• [Requirement]:
Quote, verbatim, all material below, without pictures.

***** Stored rows

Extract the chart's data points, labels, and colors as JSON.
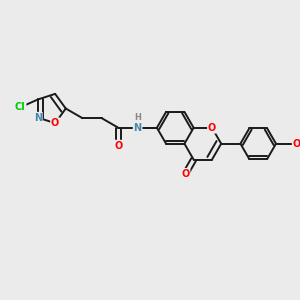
{
  "bg_color": "#ebebeb",
  "bond_color": "#1a1a1a",
  "bond_width": 1.4,
  "atom_colors": {
    "O": "#ff0000",
    "N": "#4488aa",
    "Cl": "#00cc00",
    "H": "#888888",
    "C": "#1a1a1a"
  },
  "figsize": [
    3.0,
    3.0
  ],
  "dpi": 100,
  "xlim": [
    0,
    10
  ],
  "ylim": [
    0,
    10
  ]
}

**********

• [Expected answer]:
Extract the chart's data points, labels, and colors as JSON.
{
  "bg_color": "#ebebeb",
  "bond_color": "#1a1a1a",
  "bond_width": 1.4,
  "atom_colors": {
    "O": "#ff0000",
    "N": "#4488aa",
    "Cl": "#00cc00",
    "H": "#888888",
    "C": "#1a1a1a"
  },
  "figsize": [
    3.0,
    3.0
  ],
  "dpi": 100,
  "xlim": [
    0,
    10
  ],
  "ylim": [
    0,
    10
  ]
}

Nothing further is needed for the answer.